==== Material to process ====
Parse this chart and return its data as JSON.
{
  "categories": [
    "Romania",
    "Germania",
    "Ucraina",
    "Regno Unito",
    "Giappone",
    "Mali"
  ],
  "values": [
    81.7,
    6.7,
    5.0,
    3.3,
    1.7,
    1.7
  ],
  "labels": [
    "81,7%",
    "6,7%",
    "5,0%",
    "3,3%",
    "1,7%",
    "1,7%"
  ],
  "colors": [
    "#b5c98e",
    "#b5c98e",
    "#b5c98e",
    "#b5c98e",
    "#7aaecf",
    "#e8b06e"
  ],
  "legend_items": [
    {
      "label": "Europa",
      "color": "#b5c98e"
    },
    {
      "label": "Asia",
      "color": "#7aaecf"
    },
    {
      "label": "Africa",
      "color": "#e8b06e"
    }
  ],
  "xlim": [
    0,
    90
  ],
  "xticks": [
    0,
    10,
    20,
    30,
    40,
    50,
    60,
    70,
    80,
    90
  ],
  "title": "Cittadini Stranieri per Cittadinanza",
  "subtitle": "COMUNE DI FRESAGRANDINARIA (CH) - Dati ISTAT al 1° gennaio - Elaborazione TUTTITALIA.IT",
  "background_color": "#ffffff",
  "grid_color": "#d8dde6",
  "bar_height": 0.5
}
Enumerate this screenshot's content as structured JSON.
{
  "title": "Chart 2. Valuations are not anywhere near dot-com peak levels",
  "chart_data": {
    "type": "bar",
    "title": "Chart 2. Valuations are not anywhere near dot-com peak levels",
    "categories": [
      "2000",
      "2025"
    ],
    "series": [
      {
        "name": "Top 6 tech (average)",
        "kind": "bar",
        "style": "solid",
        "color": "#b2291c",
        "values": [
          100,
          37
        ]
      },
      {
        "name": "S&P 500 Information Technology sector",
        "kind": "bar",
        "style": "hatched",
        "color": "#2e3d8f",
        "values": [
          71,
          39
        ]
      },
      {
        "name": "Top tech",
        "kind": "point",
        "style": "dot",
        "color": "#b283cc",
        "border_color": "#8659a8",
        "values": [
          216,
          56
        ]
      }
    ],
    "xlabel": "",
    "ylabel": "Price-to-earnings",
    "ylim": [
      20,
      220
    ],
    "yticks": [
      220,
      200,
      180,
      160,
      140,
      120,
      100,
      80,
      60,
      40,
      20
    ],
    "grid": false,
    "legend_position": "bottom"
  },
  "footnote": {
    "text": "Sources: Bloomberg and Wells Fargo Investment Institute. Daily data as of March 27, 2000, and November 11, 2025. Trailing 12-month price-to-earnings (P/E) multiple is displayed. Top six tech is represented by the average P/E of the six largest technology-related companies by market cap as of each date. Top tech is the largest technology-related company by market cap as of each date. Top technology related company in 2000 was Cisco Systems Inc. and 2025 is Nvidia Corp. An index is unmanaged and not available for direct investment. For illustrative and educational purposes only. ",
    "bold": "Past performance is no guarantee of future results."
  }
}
====
[Written request]
Give an exact repetition of all the material.

[Response below]
Parse this chart and return its data as JSON.
{
  "categories": [
    "Romania",
    "Germania",
    "Ucraina",
    "Regno Unito",
    "Giappone",
    "Mali"
  ],
  "values": [
    81.7,
    6.7,
    5.0,
    3.3,
    1.7,
    1.7
  ],
  "labels": [
    "81,7%",
    "6,7%",
    "5,0%",
    "3,3%",
    "1,7%",
    "1,7%"
  ],
  "colors": [
    "#b5c98e",
    "#b5c98e",
    "#b5c98e",
    "#b5c98e",
    "#7aaecf",
    "#e8b06e"
  ],
  "legend_items": [
    {
      "label": "Europa",
      "color": "#b5c98e"
    },
    {
      "label": "Asia",
      "color": "#7aaecf"
    },
    {
      "label": "Africa",
      "color": "#e8b06e"
    }
  ],
  "xlim": [
    0,
    90
  ],
  "xticks": [
    0,
    10,
    20,
    30,
    40,
    50,
    60,
    70,
    80,
    90
  ],
  "title": "Cittadini Stranieri per Cittadinanza",
  "subtitle": "COMUNE DI FRESAGRANDINARIA (CH) - Dati ISTAT al 1° gennaio - Elaborazione TUTTITALIA.IT",
  "background_color": "#ffffff",
  "grid_color": "#d8dde6",
  "bar_height": 0.5
}
Enumerate this screenshot's content as structured JSON.
{
  "title": "Chart 2. Valuations are not anywhere near dot-com peak levels",
  "chart_data": {
    "type": "bar",
    "title": "Chart 2. Valuations are not anywhere near dot-com peak levels",
    "categories": [
      "2000",
      "2025"
    ],
    "series": [
      {
        "name": "Top 6 tech (average)",
        "kind": "bar",
        "style": "solid",
        "color": "#b2291c",
        "values": [
          100,
          37
        ]
      },
      {
        "name": "S&P 500 Information Technology sector",
        "kind": "bar",
        "style": "hatched",
        "color": "#2e3d8f",
        "values": [
          71,
          39
        ]
      },
      {
        "name": "Top tech",
        "kind": "point",
        "style": "dot",
        "color": "#b283cc",
        "border_color": "#8659a8",
        "values": [
          216,
          56
        ]
      }
    ],
    "xlabel": "",
    "ylabel": "Price-to-earnings",
    "ylim": [
      20,
      220
    ],
    "yticks": [
      220,
      200,
      180,
      160,
      140,
      120,
      100,
      80,
      60,
      40,
      20
    ],
    "grid": false,
    "legend_position": "bottom"
  },
  "footnote": {
    "text": "Sources: Bloomberg and Wells Fargo Investment Institute. Daily data as of March 27, 2000, and November 11, 2025. Trailing 12-month price-to-earnings (P/E) multiple is displayed. Top six tech is represented by the average P/E of the six largest technology-related companies by market cap as of each date. Top tech is the largest technology-related company by market cap as of each date. Top technology related company in 2000 was Cisco Systems Inc. and 2025 is Nvidia Corp. An index is unmanaged and not available for direct investment. For illustrative and educational purposes only. ",
    "bold": "Past performance is no guarantee of future results."
  }
}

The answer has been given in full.